## To be done
Each record below must be returned exactly as shown.

## Dataset records
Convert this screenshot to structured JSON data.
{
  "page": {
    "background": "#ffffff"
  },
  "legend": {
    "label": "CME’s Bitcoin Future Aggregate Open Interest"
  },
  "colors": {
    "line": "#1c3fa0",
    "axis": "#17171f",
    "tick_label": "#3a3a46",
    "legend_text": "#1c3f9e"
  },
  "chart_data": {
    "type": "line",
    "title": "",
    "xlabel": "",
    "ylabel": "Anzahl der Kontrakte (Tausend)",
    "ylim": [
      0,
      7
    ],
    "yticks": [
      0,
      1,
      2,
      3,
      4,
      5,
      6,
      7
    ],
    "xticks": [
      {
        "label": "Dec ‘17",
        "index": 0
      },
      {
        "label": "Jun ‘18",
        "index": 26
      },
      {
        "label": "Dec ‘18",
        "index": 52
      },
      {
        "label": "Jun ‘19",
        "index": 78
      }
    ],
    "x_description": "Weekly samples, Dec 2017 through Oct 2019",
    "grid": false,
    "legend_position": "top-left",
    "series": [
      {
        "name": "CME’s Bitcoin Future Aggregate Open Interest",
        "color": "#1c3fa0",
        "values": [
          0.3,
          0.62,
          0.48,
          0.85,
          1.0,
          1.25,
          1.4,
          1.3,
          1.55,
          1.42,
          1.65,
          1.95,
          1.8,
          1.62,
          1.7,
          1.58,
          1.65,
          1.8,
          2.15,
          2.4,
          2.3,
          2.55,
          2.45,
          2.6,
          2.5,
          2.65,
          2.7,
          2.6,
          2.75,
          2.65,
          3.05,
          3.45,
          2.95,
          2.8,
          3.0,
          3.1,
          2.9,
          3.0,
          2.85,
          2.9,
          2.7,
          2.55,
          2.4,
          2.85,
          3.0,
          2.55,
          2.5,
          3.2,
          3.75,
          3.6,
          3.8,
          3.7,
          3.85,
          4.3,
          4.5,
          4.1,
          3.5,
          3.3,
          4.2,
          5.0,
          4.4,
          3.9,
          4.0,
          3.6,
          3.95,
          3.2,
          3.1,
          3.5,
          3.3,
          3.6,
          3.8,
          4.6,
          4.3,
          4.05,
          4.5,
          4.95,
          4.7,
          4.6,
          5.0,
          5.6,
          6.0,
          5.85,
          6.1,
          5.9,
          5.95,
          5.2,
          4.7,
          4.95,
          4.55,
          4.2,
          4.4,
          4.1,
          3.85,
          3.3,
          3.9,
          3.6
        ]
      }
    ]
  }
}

## Written answer
Convert this screenshot to structured JSON data.
{
  "page": {
    "background": "#ffffff"
  },
  "legend": {
    "label": "CME’s Bitcoin Future Aggregate Open Interest"
  },
  "colors": {
    "line": "#1c3fa0",
    "axis": "#17171f",
    "tick_label": "#3a3a46",
    "legend_text": "#1c3f9e"
  },
  "chart_data": {
    "type": "line",
    "title": "",
    "xlabel": "",
    "ylabel": "Anzahl der Kontrakte (Tausend)",
    "ylim": [
      0,
      7
    ],
    "yticks": [
      0,
      1,
      2,
      3,
      4,
      5,
      6,
      7
    ],
    "xticks": [
      {
        "label": "Dec ‘17",
        "index": 0
      },
      {
        "label": "Jun ‘18",
        "index": 26
      },
      {
        "label": "Dec ‘18",
        "index": 52
      },
      {
        "label": "Jun ‘19",
        "index": 78
      }
    ],
    "x_description": "Weekly samples, Dec 2017 through Oct 2019",
    "grid": false,
    "legend_position": "top-left",
    "series": [
      {
        "name": "CME’s Bitcoin Future Aggregate Open Interest",
        "color": "#1c3fa0",
        "values": [
          0.3,
          0.62,
          0.48,
          0.85,
          1.0,
          1.25,
          1.4,
          1.3,
          1.55,
          1.42,
          1.65,
          1.95,
          1.8,
          1.62,
          1.7,
          1.58,
          1.65,
          1.8,
          2.15,
          2.4,
          2.3,
          2.55,
          2.45,
          2.6,
          2.5,
          2.65,
          2.7,
          2.6,
          2.75,
          2.65,
          3.05,
          3.45,
          2.95,
          2.8,
          3.0,
          3.1,
          2.9,
          3.0,
          2.85,
          2.9,
          2.7,
          2.55,
          2.4,
          2.85,
          3.0,
          2.55,
          2.5,
          3.2,
          3.75,
          3.6,
          3.8,
          3.7,
          3.85,
          4.3,
          4.5,
          4.1,
          3.5,
          3.3,
          4.2,
          5.0,
          4.4,
          3.9,
          4.0,
          3.6,
          3.95,
          3.2,
          3.1,
          3.5,
          3.3,
          3.6,
          3.8,
          4.6,
          4.3,
          4.05,
          4.5,
          4.95,
          4.7,
          4.6,
          5.0,
          5.6,
          6.0,
          5.85,
          6.1,
          5.9,
          5.95,
          5.2,
          4.7,
          4.95,
          4.55,
          4.2,
          4.4,
          4.1,
          3.85,
          3.3,
          3.9,
          3.6
        ]
      }
    ]
  }
}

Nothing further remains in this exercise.